◆ What you need to do ◆
Below you will find a set of lines. Repeat them all exactly.

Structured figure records
○ ○ ○ ○ ○
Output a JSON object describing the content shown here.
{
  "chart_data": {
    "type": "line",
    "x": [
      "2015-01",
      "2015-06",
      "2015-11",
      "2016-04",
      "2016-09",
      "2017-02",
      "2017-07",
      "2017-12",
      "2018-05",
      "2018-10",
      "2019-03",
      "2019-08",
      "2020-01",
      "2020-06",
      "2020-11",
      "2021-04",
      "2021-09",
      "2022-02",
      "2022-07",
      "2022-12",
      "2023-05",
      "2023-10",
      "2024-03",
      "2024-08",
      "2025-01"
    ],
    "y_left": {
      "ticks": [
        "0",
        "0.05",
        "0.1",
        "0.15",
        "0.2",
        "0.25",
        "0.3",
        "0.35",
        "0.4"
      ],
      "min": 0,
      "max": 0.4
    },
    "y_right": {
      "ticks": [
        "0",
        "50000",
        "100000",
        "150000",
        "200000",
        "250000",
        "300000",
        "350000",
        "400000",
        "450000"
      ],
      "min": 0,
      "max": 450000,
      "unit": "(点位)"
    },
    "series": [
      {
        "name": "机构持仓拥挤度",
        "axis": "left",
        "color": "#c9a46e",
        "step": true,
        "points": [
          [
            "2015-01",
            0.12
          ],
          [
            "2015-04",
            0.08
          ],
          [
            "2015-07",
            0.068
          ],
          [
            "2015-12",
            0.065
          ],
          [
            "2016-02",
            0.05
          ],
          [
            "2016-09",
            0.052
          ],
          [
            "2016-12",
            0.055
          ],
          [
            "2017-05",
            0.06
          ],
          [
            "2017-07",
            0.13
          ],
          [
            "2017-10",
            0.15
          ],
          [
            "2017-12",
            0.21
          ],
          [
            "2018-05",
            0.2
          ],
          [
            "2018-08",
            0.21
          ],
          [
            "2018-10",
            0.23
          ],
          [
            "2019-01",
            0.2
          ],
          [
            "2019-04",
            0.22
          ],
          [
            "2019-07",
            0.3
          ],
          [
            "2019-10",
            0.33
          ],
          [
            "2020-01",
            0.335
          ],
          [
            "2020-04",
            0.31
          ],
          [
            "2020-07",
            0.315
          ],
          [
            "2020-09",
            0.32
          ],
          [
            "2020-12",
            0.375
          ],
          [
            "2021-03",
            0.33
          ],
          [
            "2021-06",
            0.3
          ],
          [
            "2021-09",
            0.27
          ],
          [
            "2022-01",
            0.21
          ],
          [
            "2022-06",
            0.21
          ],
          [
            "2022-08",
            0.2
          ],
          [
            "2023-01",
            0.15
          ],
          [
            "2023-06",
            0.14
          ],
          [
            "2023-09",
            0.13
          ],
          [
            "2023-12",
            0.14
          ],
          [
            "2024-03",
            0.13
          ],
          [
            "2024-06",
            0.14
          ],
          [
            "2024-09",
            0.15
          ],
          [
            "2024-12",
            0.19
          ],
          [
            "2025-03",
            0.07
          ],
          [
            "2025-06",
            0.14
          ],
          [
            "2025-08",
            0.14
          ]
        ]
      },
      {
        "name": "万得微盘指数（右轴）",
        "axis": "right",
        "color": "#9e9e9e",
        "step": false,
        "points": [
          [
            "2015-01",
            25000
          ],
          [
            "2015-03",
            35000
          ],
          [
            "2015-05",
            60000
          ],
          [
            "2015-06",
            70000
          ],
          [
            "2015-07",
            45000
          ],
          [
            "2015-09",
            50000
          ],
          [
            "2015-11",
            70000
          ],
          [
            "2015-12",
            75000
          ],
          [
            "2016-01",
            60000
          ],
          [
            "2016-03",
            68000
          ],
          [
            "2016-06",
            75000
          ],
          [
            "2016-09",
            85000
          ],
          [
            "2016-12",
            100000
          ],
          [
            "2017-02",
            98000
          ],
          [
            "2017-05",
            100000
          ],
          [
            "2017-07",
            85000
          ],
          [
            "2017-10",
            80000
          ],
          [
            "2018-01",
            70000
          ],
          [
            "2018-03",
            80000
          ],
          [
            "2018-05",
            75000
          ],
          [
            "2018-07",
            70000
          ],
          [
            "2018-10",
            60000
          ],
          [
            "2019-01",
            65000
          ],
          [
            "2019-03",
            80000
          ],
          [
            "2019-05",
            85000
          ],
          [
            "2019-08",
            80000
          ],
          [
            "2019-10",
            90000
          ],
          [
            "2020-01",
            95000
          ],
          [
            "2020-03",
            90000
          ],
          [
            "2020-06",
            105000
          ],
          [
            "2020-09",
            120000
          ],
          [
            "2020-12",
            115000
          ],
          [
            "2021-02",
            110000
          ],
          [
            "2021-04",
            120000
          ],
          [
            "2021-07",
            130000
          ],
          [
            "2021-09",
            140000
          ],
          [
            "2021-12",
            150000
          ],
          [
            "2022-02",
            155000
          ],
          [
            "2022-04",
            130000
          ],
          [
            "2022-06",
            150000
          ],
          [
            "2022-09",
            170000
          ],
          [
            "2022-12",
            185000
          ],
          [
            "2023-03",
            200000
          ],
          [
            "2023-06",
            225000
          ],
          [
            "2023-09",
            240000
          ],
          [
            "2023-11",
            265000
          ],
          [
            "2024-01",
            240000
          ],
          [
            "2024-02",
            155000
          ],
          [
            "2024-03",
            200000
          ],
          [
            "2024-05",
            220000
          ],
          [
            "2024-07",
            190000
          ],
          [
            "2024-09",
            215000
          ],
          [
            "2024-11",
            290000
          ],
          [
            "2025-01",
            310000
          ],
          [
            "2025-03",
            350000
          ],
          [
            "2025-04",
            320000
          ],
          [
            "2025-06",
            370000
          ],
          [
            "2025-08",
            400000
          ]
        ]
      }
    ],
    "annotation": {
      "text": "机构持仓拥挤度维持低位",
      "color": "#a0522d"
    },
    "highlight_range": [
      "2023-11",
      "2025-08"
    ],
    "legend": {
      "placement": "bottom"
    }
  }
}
○ ○ ○ ○ ○
◆ Response below ◆
Output a JSON object describing the content shown here.
{
  "chart_data": {
    "type": "line",
    "x": [
      "2015-01",
      "2015-06",
      "2015-11",
      "2016-04",
      "2016-09",
      "2017-02",
      "2017-07",
      "2017-12",
      "2018-05",
      "2018-10",
      "2019-03",
      "2019-08",
      "2020-01",
      "2020-06",
      "2020-11",
      "2021-04",
      "2021-09",
      "2022-02",
      "2022-07",
      "2022-12",
      "2023-05",
      "2023-10",
      "2024-03",
      "2024-08",
      "2025-01"
    ],
    "y_left": {
      "ticks": [
        "0",
        "0.05",
        "0.1",
        "0.15",
        "0.2",
        "0.25",
        "0.3",
        "0.35",
        "0.4"
      ],
      "min": 0,
      "max": 0.4
    },
    "y_right": {
      "ticks": [
        "0",
        "50000",
        "100000",
        "150000",
        "200000",
        "250000",
        "300000",
        "350000",
        "400000",
        "450000"
      ],
      "min": 0,
      "max": 450000,
      "unit": "(点位)"
    },
    "series": [
      {
        "name": "机构持仓拥挤度",
        "axis": "left",
        "color": "#c9a46e",
        "step": true,
        "points": [
          [
            "2015-01",
            0.12
          ],
          [
            "2015-04",
            0.08
          ],
          [
            "2015-07",
            0.068
          ],
          [
            "2015-12",
            0.065
          ],
          [
            "2016-02",
            0.05
          ],
          [
            "2016-09",
            0.052
          ],
          [
            "2016-12",
            0.055
          ],
          [
            "2017-05",
            0.06
          ],
          [
            "2017-07",
            0.13
          ],
          [
            "2017-10",
            0.15
          ],
          [
            "2017-12",
            0.21
          ],
          [
            "2018-05",
            0.2
          ],
          [
            "2018-08",
            0.21
          ],
          [
            "2018-10",
            0.23
          ],
          [
            "2019-01",
            0.2
          ],
          [
            "2019-04",
            0.22
          ],
          [
            "2019-07",
            0.3
          ],
          [
            "2019-10",
            0.33
          ],
          [
            "2020-01",
            0.335
          ],
          [
            "2020-04",
            0.31
          ],
          [
            "2020-07",
            0.315
          ],
          [
            "2020-09",
            0.32
          ],
          [
            "2020-12",
            0.375
          ],
          [
            "2021-03",
            0.33
          ],
          [
            "2021-06",
            0.3
          ],
          [
            "2021-09",
            0.27
          ],
          [
            "2022-01",
            0.21
          ],
          [
            "2022-06",
            0.21
          ],
          [
            "2022-08",
            0.2
          ],
          [
            "2023-01",
            0.15
          ],
          [
            "2023-06",
            0.14
          ],
          [
            "2023-09",
            0.13
          ],
          [
            "2023-12",
            0.14
          ],
          [
            "2024-03",
            0.13
          ],
          [
            "2024-06",
            0.14
          ],
          [
            "2024-09",
            0.15
          ],
          [
            "2024-12",
            0.19
          ],
          [
            "2025-03",
            0.07
          ],
          [
            "2025-06",
            0.14
          ],
          [
            "2025-08",
            0.14
          ]
        ]
      },
      {
        "name": "万得微盘指数（右轴）",
        "axis": "right",
        "color": "#9e9e9e",
        "step": false,
        "points": [
          [
            "2015-01",
            25000
          ],
          [
            "2015-03",
            35000
          ],
          [
            "2015-05",
            60000
          ],
          [
            "2015-06",
            70000
          ],
          [
            "2015-07",
            45000
          ],
          [
            "2015-09",
            50000
          ],
          [
            "2015-11",
            70000
          ],
          [
            "2015-12",
            75000
          ],
          [
            "2016-01",
            60000
          ],
          [
            "2016-03",
            68000
          ],
          [
            "2016-06",
            75000
          ],
          [
            "2016-09",
            85000
          ],
          [
            "2016-12",
            100000
          ],
          [
            "2017-02",
            98000
          ],
          [
            "2017-05",
            100000
          ],
          [
            "2017-07",
            85000
          ],
          [
            "2017-10",
            80000
          ],
          [
            "2018-01",
            70000
          ],
          [
            "2018-03",
            80000
          ],
          [
            "2018-05",
            75000
          ],
          [
            "2018-07",
            70000
          ],
          [
            "2018-10",
            60000
          ],
          [
            "2019-01",
            65000
          ],
          [
            "2019-03",
            80000
          ],
          [
            "2019-05",
            85000
          ],
          [
            "2019-08",
            80000
          ],
          [
            "2019-10",
            90000
          ],
          [
            "2020-01",
            95000
          ],
          [
            "2020-03",
            90000
          ],
          [
            "2020-06",
            105000
          ],
          [
            "2020-09",
            120000
          ],
          [
            "2020-12",
            115000
          ],
          [
            "2021-02",
            110000
          ],
          [
            "2021-04",
            120000
          ],
          [
            "2021-07",
            130000
          ],
          [
            "2021-09",
            140000
          ],
          [
            "2021-12",
            150000
          ],
          [
            "2022-02",
            155000
          ],
          [
            "2022-04",
            130000
          ],
          [
            "2022-06",
            150000
          ],
          [
            "2022-09",
            170000
          ],
          [
            "2022-12",
            185000
          ],
          [
            "2023-03",
            200000
          ],
          [
            "2023-06",
            225000
          ],
          [
            "2023-09",
            240000
          ],
          [
            "2023-11",
            265000
          ],
          [
            "2024-01",
            240000
          ],
          [
            "2024-02",
            155000
          ],
          [
            "2024-03",
            200000
          ],
          [
            "2024-05",
            220000
          ],
          [
            "2024-07",
            190000
          ],
          [
            "2024-09",
            215000
          ],
          [
            "2024-11",
            290000
          ],
          [
            "2025-01",
            310000
          ],
          [
            "2025-03",
            350000
          ],
          [
            "2025-04",
            320000
          ],
          [
            "2025-06",
            370000
          ],
          [
            "2025-08",
            400000
          ]
        ]
      }
    ],
    "annotation": {
      "text": "机构持仓拥挤度维持低位",
      "color": "#a0522d"
    },
    "highlight_range": [
      "2023-11",
      "2025-08"
    ],
    "legend": {
      "placement": "bottom"
    }
  }
}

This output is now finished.